▶ _RECORDS SUPPLIED_
··········
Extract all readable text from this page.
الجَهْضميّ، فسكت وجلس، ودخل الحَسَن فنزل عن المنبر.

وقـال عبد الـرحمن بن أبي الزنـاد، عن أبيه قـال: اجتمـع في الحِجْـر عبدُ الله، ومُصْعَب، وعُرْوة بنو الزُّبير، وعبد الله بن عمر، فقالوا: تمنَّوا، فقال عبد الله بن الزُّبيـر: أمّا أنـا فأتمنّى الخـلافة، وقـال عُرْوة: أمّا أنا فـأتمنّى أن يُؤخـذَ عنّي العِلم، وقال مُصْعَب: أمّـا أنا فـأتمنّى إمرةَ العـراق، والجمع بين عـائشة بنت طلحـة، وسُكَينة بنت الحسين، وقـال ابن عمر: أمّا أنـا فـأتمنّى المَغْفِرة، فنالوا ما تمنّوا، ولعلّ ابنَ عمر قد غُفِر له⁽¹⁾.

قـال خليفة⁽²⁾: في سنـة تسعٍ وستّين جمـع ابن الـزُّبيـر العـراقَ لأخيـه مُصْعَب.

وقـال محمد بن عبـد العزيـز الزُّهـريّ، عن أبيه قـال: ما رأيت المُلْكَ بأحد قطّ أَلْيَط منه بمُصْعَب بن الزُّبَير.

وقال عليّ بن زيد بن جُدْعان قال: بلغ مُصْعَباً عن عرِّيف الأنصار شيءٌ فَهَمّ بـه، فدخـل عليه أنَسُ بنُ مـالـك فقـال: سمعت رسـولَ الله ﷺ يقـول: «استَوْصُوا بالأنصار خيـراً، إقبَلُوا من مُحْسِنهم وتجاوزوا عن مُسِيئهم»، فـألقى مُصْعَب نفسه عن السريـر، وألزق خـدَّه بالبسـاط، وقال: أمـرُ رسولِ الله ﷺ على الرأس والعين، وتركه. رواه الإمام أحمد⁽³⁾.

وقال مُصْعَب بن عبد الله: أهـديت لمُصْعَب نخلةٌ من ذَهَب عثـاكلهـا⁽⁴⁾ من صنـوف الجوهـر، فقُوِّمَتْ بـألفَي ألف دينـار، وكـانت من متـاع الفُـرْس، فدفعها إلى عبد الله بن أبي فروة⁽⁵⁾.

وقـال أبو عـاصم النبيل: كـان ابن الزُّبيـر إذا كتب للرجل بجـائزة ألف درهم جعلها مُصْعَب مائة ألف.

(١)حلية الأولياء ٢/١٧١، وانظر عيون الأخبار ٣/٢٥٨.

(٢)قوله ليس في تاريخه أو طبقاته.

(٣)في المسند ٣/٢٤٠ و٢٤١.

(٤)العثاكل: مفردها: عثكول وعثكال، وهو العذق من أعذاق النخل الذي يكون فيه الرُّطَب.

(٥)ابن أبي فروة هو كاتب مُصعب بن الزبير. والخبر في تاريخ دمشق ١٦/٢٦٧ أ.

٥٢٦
··········
▶ _EXERCISE_
From the records above, extract everything verbatim.

▶ _TASK OUTPUT_
Extract all readable text from this page.
الجَهْضميّ، فسكت وجلس، ودخل الحَسَن فنزل عن المنبر.

وقـال عبد الـرحمن بن أبي الزنـاد، عن أبيه قـال: اجتمـع في الحِجْـر عبدُ الله، ومُصْعَب، وعُرْوة بنو الزُّبير، وعبد الله بن عمر، فقالوا: تمنَّوا، فقال عبد الله بن الزُّبيـر: أمّا أنـا فأتمنّى الخـلافة، وقـال عُرْوة: أمّا أنا فـأتمنّى أن يُؤخـذَ عنّي العِلم، وقال مُصْعَب: أمّـا أنا فـأتمنّى إمرةَ العـراق، والجمع بين عـائشة بنت طلحـة، وسُكَينة بنت الحسين، وقـال ابن عمر: أمّا أنـا فـأتمنّى المَغْفِرة، فنالوا ما تمنّوا، ولعلّ ابنَ عمر قد غُفِر له⁽¹⁾.

قـال خليفة⁽²⁾: في سنـة تسعٍ وستّين جمـع ابن الـزُّبيـر العـراقَ لأخيـه مُصْعَب.

وقـال محمد بن عبـد العزيـز الزُّهـريّ، عن أبيه قـال: ما رأيت المُلْكَ بأحد قطّ أَلْيَط منه بمُصْعَب بن الزُّبَير.

وقال عليّ بن زيد بن جُدْعان قال: بلغ مُصْعَباً عن عرِّيف الأنصار شيءٌ فَهَمّ بـه، فدخـل عليه أنَسُ بنُ مـالـك فقـال: سمعت رسـولَ الله ﷺ يقـول: «استَوْصُوا بالأنصار خيـراً، إقبَلُوا من مُحْسِنهم وتجاوزوا عن مُسِيئهم»، فـألقى مُصْعَب نفسه عن السريـر، وألزق خـدَّه بالبسـاط، وقال: أمـرُ رسولِ الله ﷺ على الرأس والعين، وتركه. رواه الإمام أحمد⁽³⁾.

وقال مُصْعَب بن عبد الله: أهـديت لمُصْعَب نخلةٌ من ذَهَب عثـاكلهـا⁽⁴⁾ من صنـوف الجوهـر، فقُوِّمَتْ بـألفَي ألف دينـار، وكـانت من متـاع الفُـرْس، فدفعها إلى عبد الله بن أبي فروة⁽⁵⁾.

وقـال أبو عـاصم النبيل: كـان ابن الزُّبيـر إذا كتب للرجل بجـائزة ألف درهم جعلها مُصْعَب مائة ألف.

(١)حلية الأولياء ٢/١٧١، وانظر عيون الأخبار ٣/٢٥٨.

(٢)قوله ليس في تاريخه أو طبقاته.

(٣)في المسند ٣/٢٤٠ و٢٤١.

(٤)العثاكل: مفردها: عثكول وعثكال، وهو العذق من أعذاق النخل الذي يكون فيه الرُّطَب.

(٥)ابن أبي فروة هو كاتب مُصعب بن الزبير. والخبر في تاريخ دمشق ١٦/٢٦٧ أ.

٥٢٦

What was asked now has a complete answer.